*** Block opens ***
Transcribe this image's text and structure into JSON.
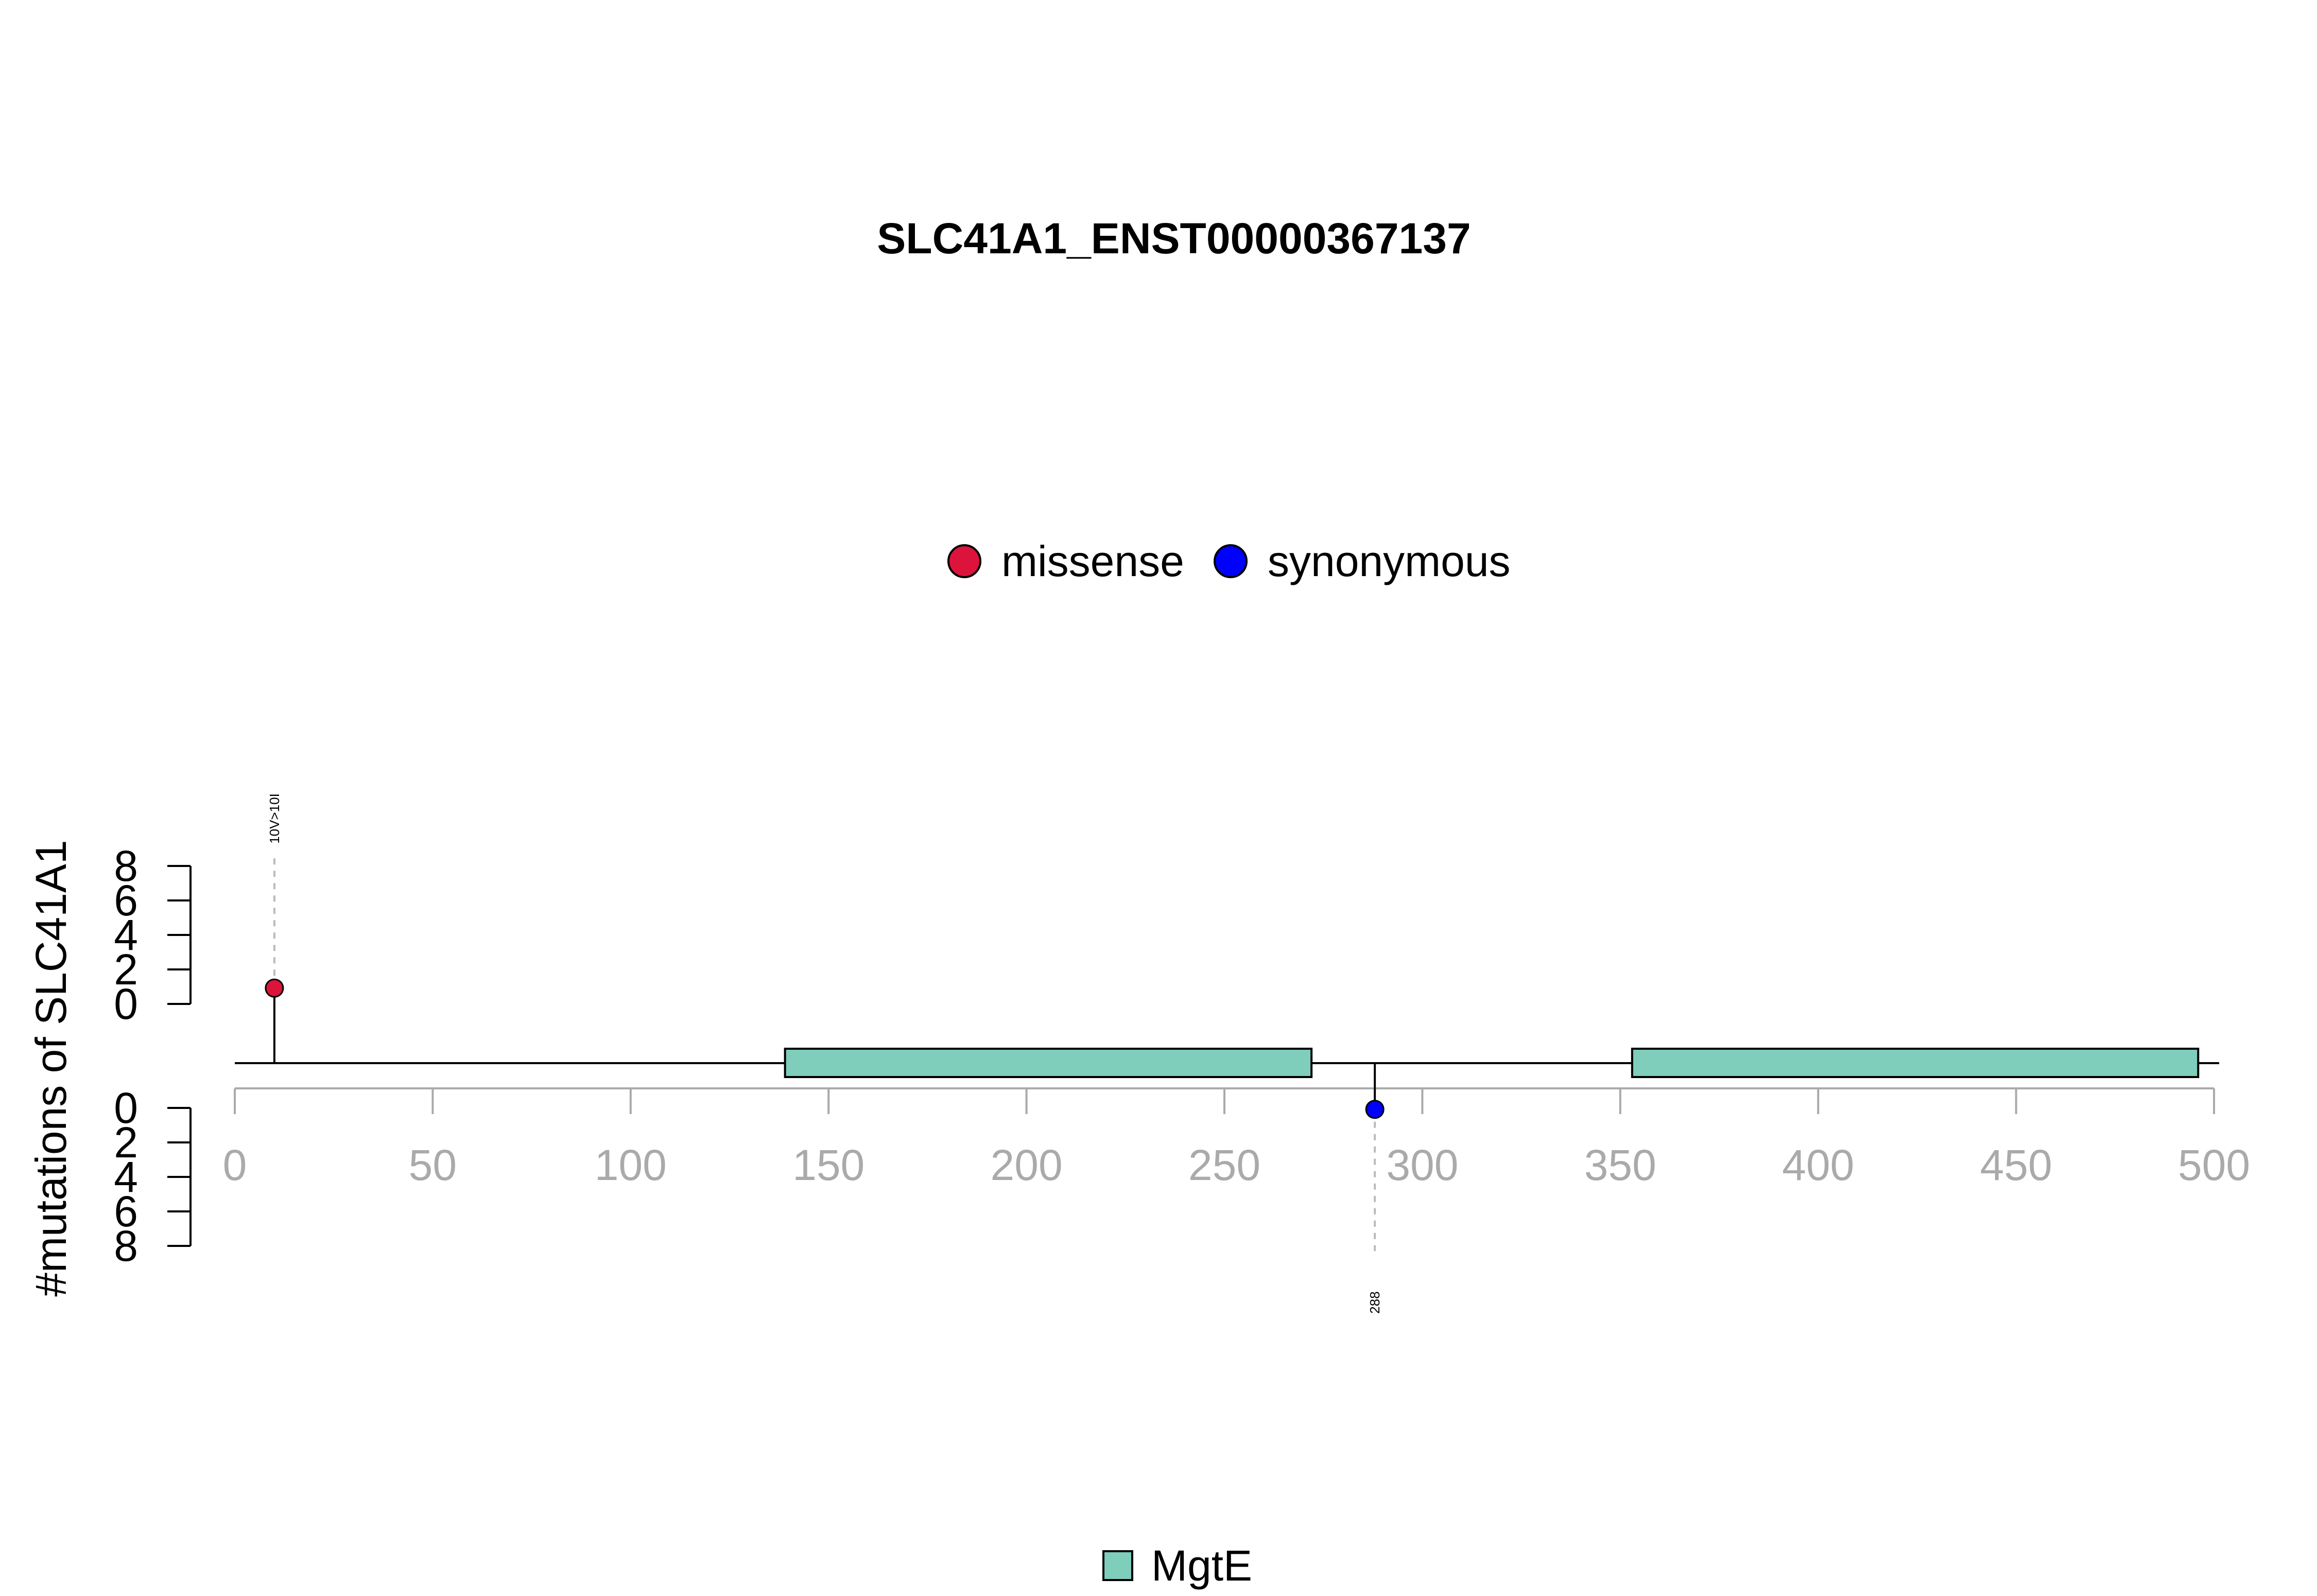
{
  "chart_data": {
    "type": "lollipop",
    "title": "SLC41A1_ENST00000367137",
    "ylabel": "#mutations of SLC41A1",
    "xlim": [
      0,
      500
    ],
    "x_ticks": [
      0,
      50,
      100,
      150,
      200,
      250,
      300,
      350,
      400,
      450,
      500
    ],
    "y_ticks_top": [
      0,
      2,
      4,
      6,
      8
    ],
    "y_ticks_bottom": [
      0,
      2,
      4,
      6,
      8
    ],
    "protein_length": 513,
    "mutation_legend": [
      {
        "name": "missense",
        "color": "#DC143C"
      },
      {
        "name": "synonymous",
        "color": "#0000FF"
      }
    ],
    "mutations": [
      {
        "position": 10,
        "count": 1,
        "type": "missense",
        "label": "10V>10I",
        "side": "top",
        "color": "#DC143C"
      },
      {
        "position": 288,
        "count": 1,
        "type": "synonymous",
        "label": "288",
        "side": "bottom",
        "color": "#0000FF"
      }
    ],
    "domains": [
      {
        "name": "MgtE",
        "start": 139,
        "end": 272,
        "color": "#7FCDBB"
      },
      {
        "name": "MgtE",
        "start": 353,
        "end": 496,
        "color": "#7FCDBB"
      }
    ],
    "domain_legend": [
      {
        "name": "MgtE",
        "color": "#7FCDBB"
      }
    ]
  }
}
*** Block closes ***
Taking each record in turn, retype it exactly and drop any picture.

Transcribe this image's text and structure into JSON.
{
  "chart_data": {
    "type": "lollipop",
    "title": "SLC41A1_ENST00000367137",
    "ylabel": "#mutations of SLC41A1",
    "xlim": [
      0,
      500
    ],
    "x_ticks": [
      0,
      50,
      100,
      150,
      200,
      250,
      300,
      350,
      400,
      450,
      500
    ],
    "y_ticks_top": [
      0,
      2,
      4,
      6,
      8
    ],
    "y_ticks_bottom": [
      0,
      2,
      4,
      6,
      8
    ],
    "protein_length": 513,
    "mutation_legend": [
      {
        "name": "missense",
        "color": "#DC143C"
      },
      {
        "name": "synonymous",
        "color": "#0000FF"
      }
    ],
    "mutations": [
      {
        "position": 10,
        "count": 1,
        "type": "missense",
        "label": "10V>10I",
        "side": "top",
        "color": "#DC143C"
      },
      {
        "position": 288,
        "count": 1,
        "type": "synonymous",
        "label": "288",
        "side": "bottom",
        "color": "#0000FF"
      }
    ],
    "domains": [
      {
        "name": "MgtE",
        "start": 139,
        "end": 272,
        "color": "#7FCDBB"
      },
      {
        "name": "MgtE",
        "start": 353,
        "end": 496,
        "color": "#7FCDBB"
      }
    ],
    "domain_legend": [
      {
        "name": "MgtE",
        "color": "#7FCDBB"
      }
    ]
  }
}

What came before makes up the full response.